_Exercise instructions:_ Reproduce each of the rows below verbatim, but leave the pictures out of your answer.

Entries from a dataset
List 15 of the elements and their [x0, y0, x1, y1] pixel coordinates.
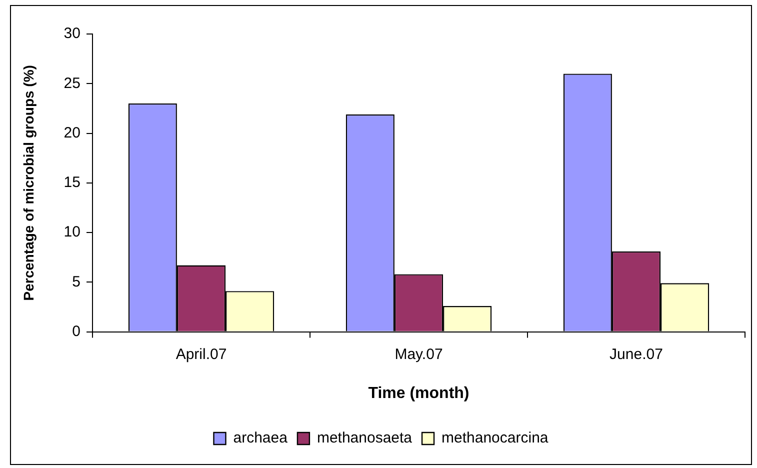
legend-label: methanosaeta	[316, 430, 413, 447]
x-tick-label: June.07	[610, 346, 663, 363]
y-tick-label: 30	[64, 25, 80, 42]
y-tick-label: 10	[64, 224, 80, 241]
y-tick-label: 5	[72, 273, 80, 290]
y-tick-label: 25	[64, 74, 80, 92]
y-tick-label: 0	[72, 322, 80, 340]
legend-label: archaea	[233, 430, 288, 447]
x-axis-title: Time (month)	[368, 384, 470, 402]
y-tick-label: 20	[64, 124, 80, 142]
legend-label: methanocarcina	[442, 430, 549, 447]
y-axis-title: Percentage of microbial groups (%)	[20, 65, 36, 301]
x-tick-label: April.07	[176, 346, 227, 363]
y-tick-label: 15	[64, 174, 80, 192]
x-tick-label: May.07	[394, 346, 443, 363]
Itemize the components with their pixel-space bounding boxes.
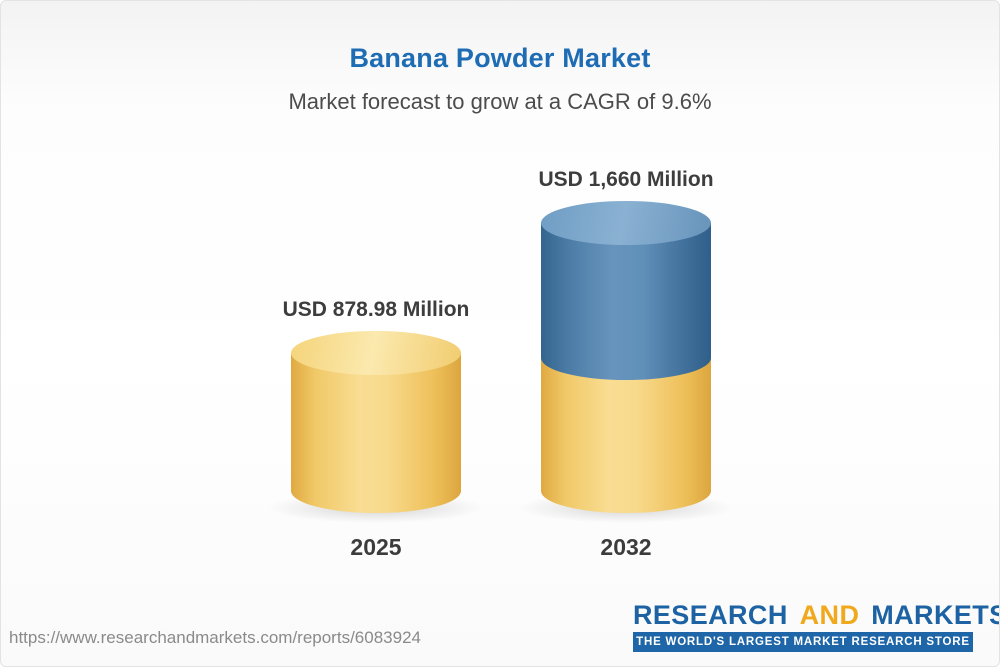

_Solved problem:_
List 15 of the elements and their [x0, y0, x1, y1] pixel coordinates.
legend-label: methanosaeta	[316, 430, 413, 447]
x-tick-label: June.07	[610, 346, 663, 363]
y-tick-label: 30	[64, 25, 80, 42]
y-tick-label: 10	[64, 224, 80, 241]
y-tick-label: 5	[72, 273, 80, 290]
y-tick-label: 25	[64, 74, 80, 92]
y-tick-label: 0	[72, 322, 80, 340]
legend-label: archaea	[233, 430, 288, 447]
x-axis-title: Time (month)	[368, 384, 470, 402]
y-tick-label: 20	[64, 124, 80, 142]
legend-label: methanocarcina	[442, 430, 549, 447]
y-axis-title: Percentage of microbial groups (%)	[20, 65, 36, 301]
x-tick-label: April.07	[176, 346, 227, 363]
y-tick-label: 15	[64, 174, 80, 192]
x-tick-label: May.07	[394, 346, 443, 363]
Itemize the components with their pixel-space bounding boxes.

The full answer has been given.